START
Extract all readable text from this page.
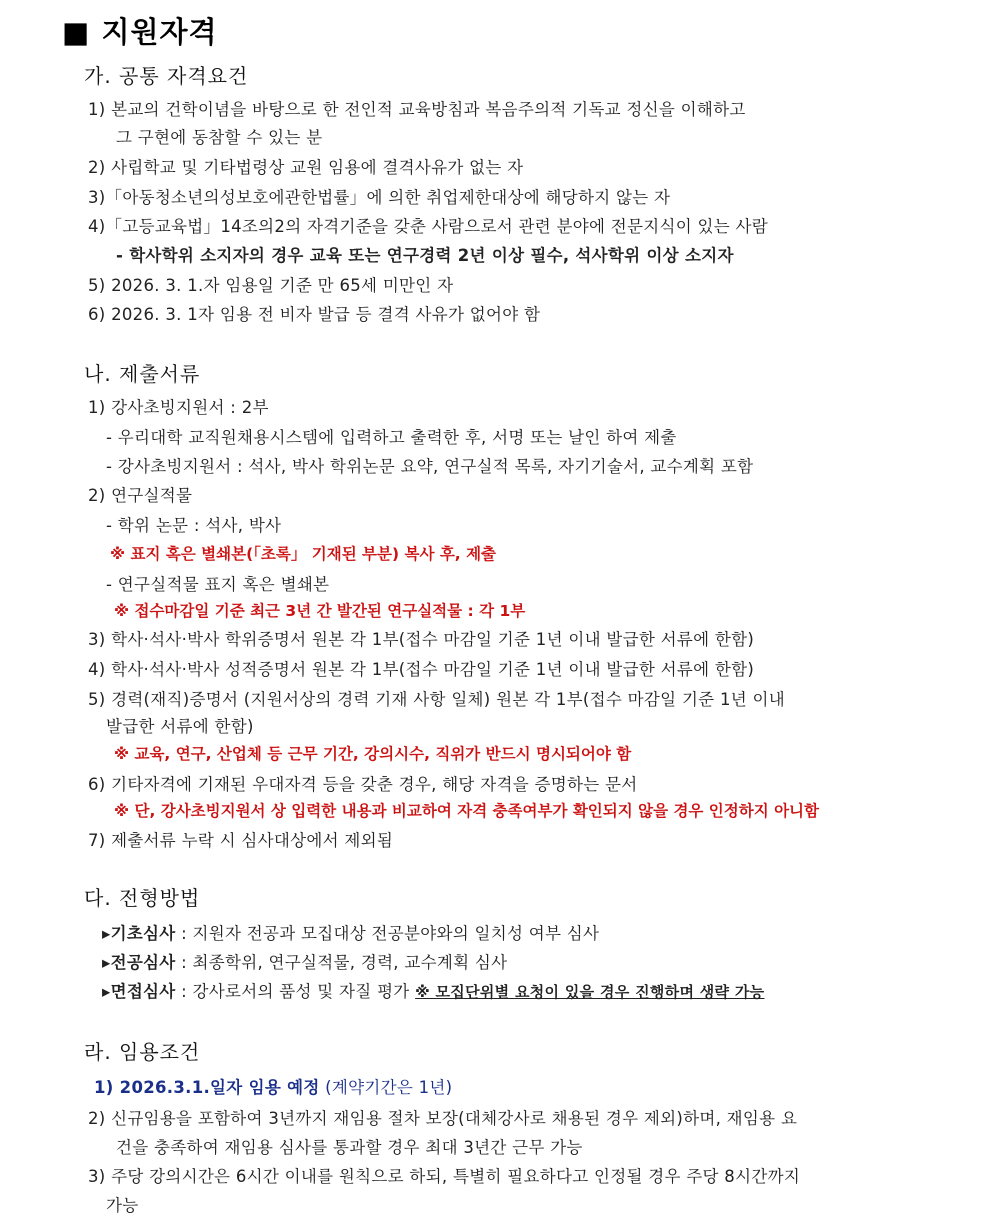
■ 지원자격
가. 공통 자격요건
1) 본교의 건학이념을 바탕으로 한 전인적 교육방침과 복음주의적 기독교 정신을 이해하고
그 구현에 동참할 수 있는 분
2) 사립학교 및 기타법령상 교원 임용에 결격사유가 없는 자
3)「아동청소년의성보호에관한법률」에 의한 취업제한대상에 해당하지 않는 자
4)「고등교육법」14조의2의 자격기준을 갖춘 사람으로서 관련 분야에 전문지식이 있는 사람
- 학사학위 소지자의 경우 교육 또는 연구경력 2년 이상 필수, 석사학위 이상 소지자
5) 2026. 3. 1.자 임용일 기준 만 65세 미만인 자
6) 2026. 3. 1자 임용 전 비자 발급 등 결격 사유가 없어야 함
나. 제출서류
1) 강사초빙지원서 : 2부
- 우리대학 교직원채용시스템에 입력하고 출력한 후, 서명 또는 날인 하여 제출
- 강사초빙지원서 : 석사, 박사 학위논문 요약, 연구실적 목록, 자기기술서, 교수계획 포함
2) 연구실적물
- 학위 논문 : 석사, 박사
※ 표지 혹은 별쇄본(「초록」 기재된 부분) 복사 후, 제출
- 연구실적물 표지 혹은 별쇄본
※ 접수마감일 기준 최근 3년 간 발간된 연구실적물 : 각 1부
3) 학사·석사·박사 학위증명서 원본 각 1부(접수 마감일 기준 1년 이내 발급한 서류에 한함)
4) 학사·석사·박사 성적증명서 원본 각 1부(접수 마감일 기준 1년 이내 발급한 서류에 한함)
5) 경력(재직)증명서 (지원서상의 경력 기재 사항 일체) 원본 각 1부(접수 마감일 기준 1년 이내
발급한 서류에 한함)
※ 교육, 연구, 산업체 등 근무 기간, 강의시수, 직위가 반드시 명시되어야 함
6) 기타자격에 기재된 우대자격 등을 갖춘 경우, 해당 자격을 증명하는 문서
※ 단, 강사초빙지원서 상 입력한 내용과 비교하여 자격 충족여부가 확인되지 않을 경우 인정하지 아니함
7) 제출서류 누락 시 심사대상에서 제외됨
다. 전형방법
▸기초심사 : 지원자 전공과 모집대상 전공분야와의 일치성 여부 심사
▸전공심사 : 최종학위, 연구실적물, 경력, 교수계획 심사
▸면접심사 : 강사로서의 품성 및 자질 평가 ※ 모집단위별 요청이 있을 경우 진행하며 생략 가능
라. 임용조건
1) 2026.3.1.일자 임용 예정 (계약기간은 1년)
2) 신규임용을 포함하여 3년까지 재임용 절차 보장(대체강사로 채용된 경우 제외)하며, 재임용 요
건을 충족하여 재임용 심사를 통과할 경우 최대 3년간 근무 가능
3) 주당 강의시간은 6시간 이내를 원칙으로 하되, 특별히 필요하다고 인정될 경우 주당 8시간까지
가능
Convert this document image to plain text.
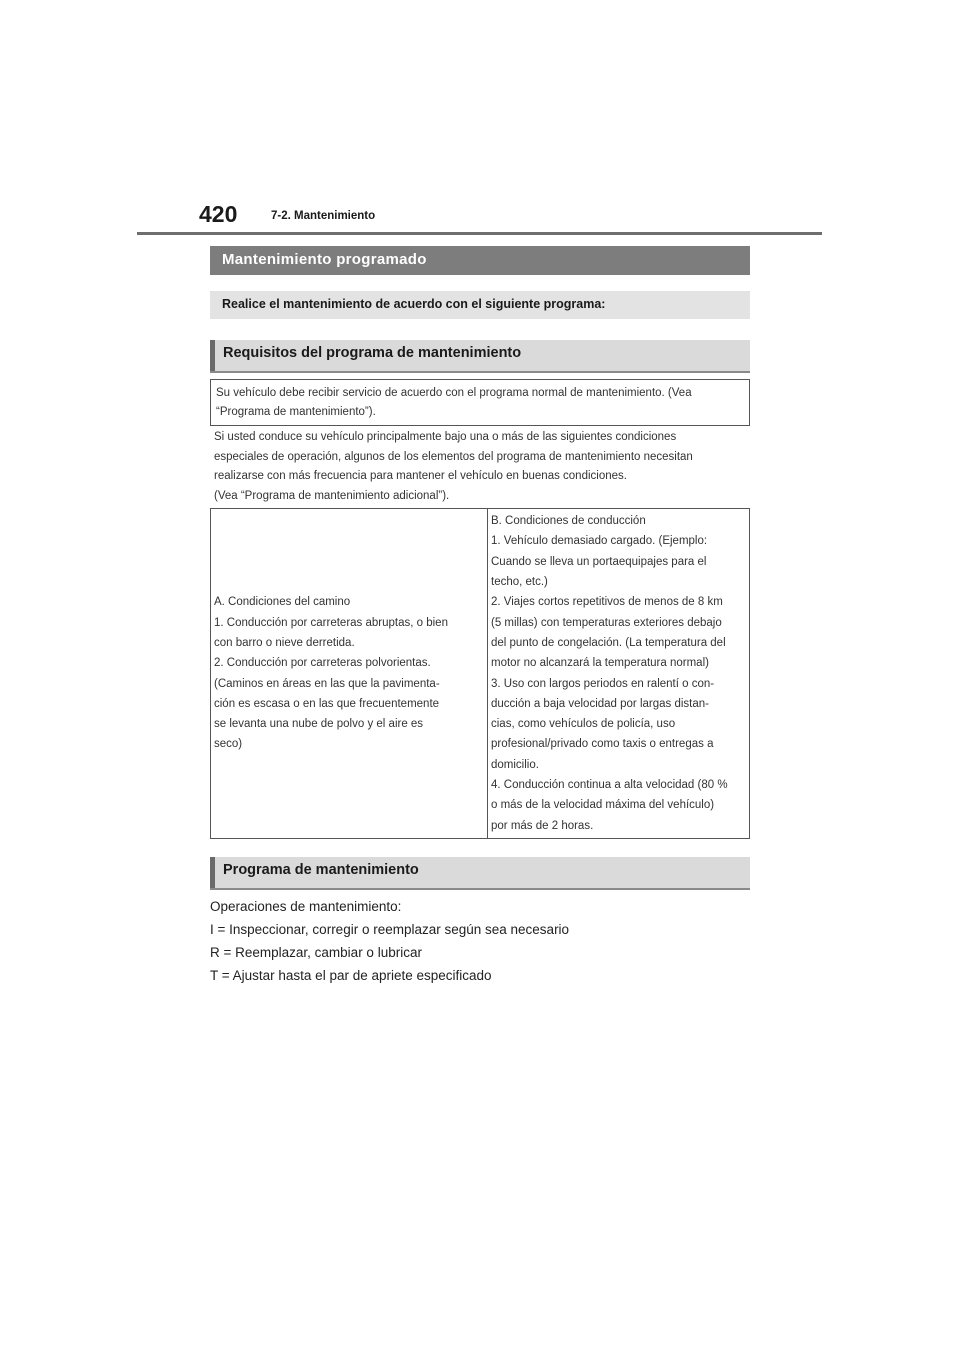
420	7-2. Mantenimiento
Mantenimiento programado
Realice el mantenimiento de acuerdo con el siguiente programa:
Requisitos del programa de mantenimiento
Su vehículo debe recibir servicio de acuerdo con el programa normal de mantenimiento. (Vea
“Programa de mantenimiento”).
Si usted conduce su vehículo principalmente bajo una o más de las siguientes condiciones
especiales de operación, algunos de los elementos del programa de mantenimiento necesitan
realizarse con más frecuencia para mantener el vehículo en buenas condiciones.
(Vea “Programa de mantenimiento adicional”).
A. Condiciones del camino
1. Conducción por carreteras abruptas, o bien
con barro o nieve derretida.
2. Conducción por carreteras polvorientas.
(Caminos en áreas en las que la pavimenta-
ción es escasa o en las que frecuentemente
se levanta una nube de polvo y el aire es
seco)

B. Condiciones de conducción
1. Vehículo demasiado cargado. (Ejemplo:
Cuando se lleva un portaequipajes para el
techo, etc.)
2. Viajes cortos repetitivos de menos de 8 km
(5 millas) con temperaturas exteriores debajo
del punto de congelación. (La temperatura del
motor no alcanzará la temperatura normal)
3. Uso con largos periodos en ralentí o con-
ducción a baja velocidad por largas distan-
cias, como vehículos de policía, uso
profesional/privado como taxis o entregas a
domicilio.
4. Conducción continua a alta velocidad (80 %
o más de la velocidad máxima del vehículo)
por más de 2 horas.
Programa de mantenimiento
Operaciones de mantenimiento:
I = Inspeccionar, corregir o reemplazar según sea necesario
R = Reemplazar, cambiar o lubricar
T = Ajustar hasta el par de apriete especificado
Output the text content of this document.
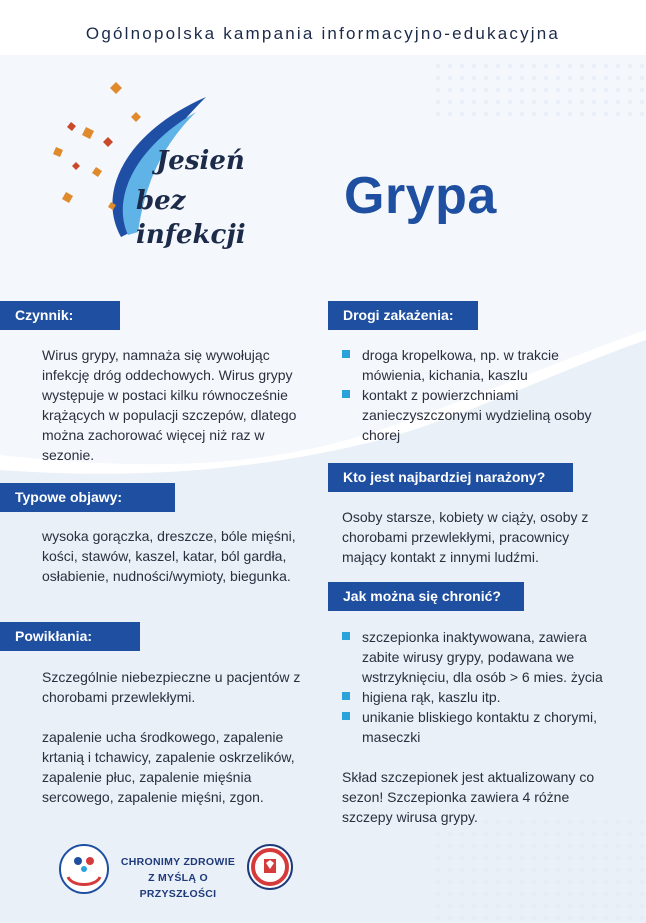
Ogólnopolska kampania informacyjno-edukacyjna
Jesień
bez infekcji
Grypa
Czynnik:
Wirus grypy, namnaża się wywołując infekcję dróg oddechowych. Wirus grypy występuje w postaci kilku równocześnie krążących w populacji szczepów, dlatego można zachorować więcej niż raz w sezonie.
Typowe objawy:
wysoka gorączka, dreszcze, bóle mięśni, kości, stawów, kaszel, katar, ból gardła, osłabienie, nudności/wymioty, biegunka.
Powikłania:
Szczególnie niebezpieczne u pacjentów z chorobami przewlekłymi.
zapalenie ucha środkowego, zapalenie krtanią i tchawicy, zapalenie oskrzelików, zapalenie płuc, zapalenie mięśnia sercowego, zapalenie mięśni, zgon.
Drogi zakażenia:
droga kropelkowa, np. w trakcie mówienia, kichania, kaszlu
kontakt z powierzchniami zanieczyszczonymi wydzieliną osoby chorej
Kto jest najbardziej narażony?
Osoby starsze, kobiety w ciąży, osoby z chorobami przewlekłymi, pracownicy mający kontakt z innymi ludźmi.
Jak można się chronić?
szczepionka inaktywowana, zawiera zabite wirusy grypy, podawana we wstrzyknięciu, dla osób > 6 mies. życia
higiena rąk, kaszlu itp.
unikanie bliskiego kontaktu z chorymi, maseczki
Skład szczepionek jest aktualizowany co sezon! Szczepionka zawiera 4 różne szczepy wirusa grypy.
CHRONIMY ZDROWIE
Z MYŚLĄ O PRZYSZŁOŚCI
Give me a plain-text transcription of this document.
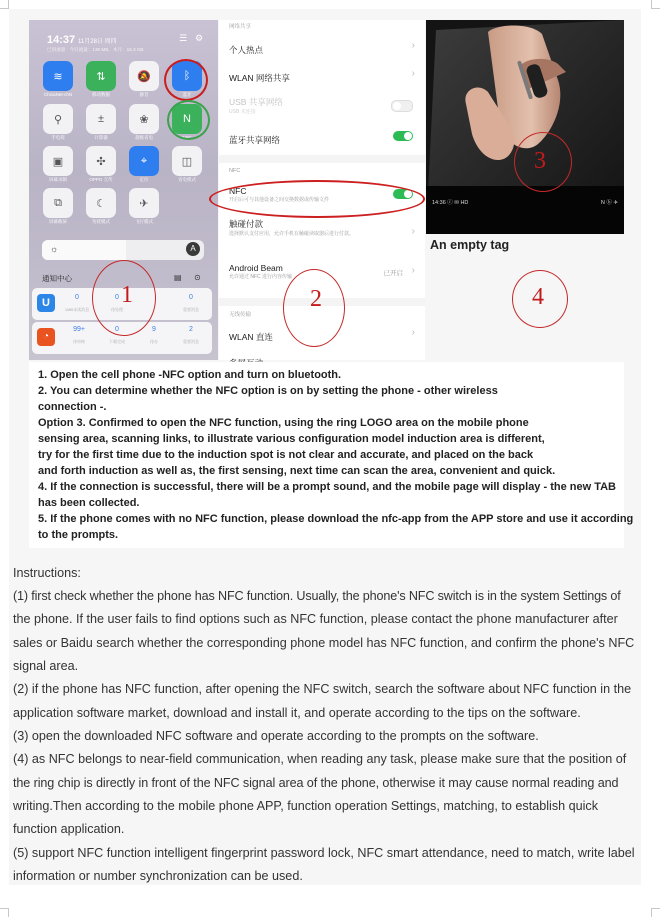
14:37 11月28日 周四
已用流量 · 今日流量：130 MB，本月：15.3 GB
☰ ⚙
≋	⇅	🔕	ᛒ
ChinaNet-chN	移动数据	静音	蓝牙
⚲	±	❀	N
手电筒	计算器	超级省电	NFC
▣	✣	⌖	◫
屏幕录制	OPPO 互传	定位	省电模式
⧉	☾	✈
屏幕截屏	勿扰模式	飞行模式
☼	A
通知中心	▤ ⊙
U	0
1MB未读消息
0
待处理
0
重要消息
◔
99+
待审核
0
下载完成
9
待办
2
重要消息
1
网络共享
个人热点	›
WLAN 网络共享	›
USB 共享网络
USB 未连接
蓝牙共享网络
NFC
NFC
开启后可与其他设备之间交换数据或传输文件
触碰付款
选择默认支付应用，允许手机在触碰读取器后进行付款。	›
Android Beam
允许通过 NFC 进行内容传输	已开启 ›
无线传输
WLAN 直连	›
2
14:36 ⓒ ✉ HD	N ⓑ ✈
3
An empty tag
4

1. Open the cell phone -NFC option and turn on bluetooth.

2. You can determine whether the NFC option is on by setting the phone - other wireless

connection -.

Option 3. Confirmed to open the NFC function, using the ring LOGO area on the mobile phone

sensing area, scanning links, to illustrate various configuration model induction area is different,

try for the first time due to the induction spot is not clear and accurate, and placed on the back

and forth induction as well as, the first sensing, next time can scan the area, convenient and quick.

4. If the connection is successful, there will be a prompt sound, and the mobile page will display - the new TAB

has been collected.

5. If the phone comes with no NFC function, please download the nfc-app from the APP store and use it according

to the prompts.

Instructions:
(1) first check whether the phone has NFC function. Usually, the phone's NFC switch is in the system Settings of
the phone. If the user fails to find options such as NFC function, please contact the phone manufacturer after
sales or Baidu search whether the corresponding phone model has NFC function, and confirm the phone's NFC
signal area.
(2) if the phone has NFC function, after opening the NFC switch, search the software about NFC function in the
application software market, download and install it, and operate according to the tips on the software.
(3) open the downloaded NFC software and operate according to the prompts on the software.
(4) as NFC belongs to near-field communication, when reading any task, please make sure that the position of
the ring chip is directly in front of the NFC signal area of the phone, otherwise it may cause normal reading and
writing.Then according to the mobile phone APP, function operation Settings, matching, to establish quick
function application.
(5) support NFC function intelligent fingerprint password lock, NFC smart attendance, need to match, write label
information or number synchronization can be used.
END
• **WRITTEN INSTRUCTION**
Sift the material for lines with the string "after". Copy each one found.

• **SOLUTION TO THE EXERCISE**
the phone. If the user fails to find options such as NFC function, please contact the phone manufacturer after
(2) if the phone has NFC function, after opening the NFC switch, search the software about NFC function in the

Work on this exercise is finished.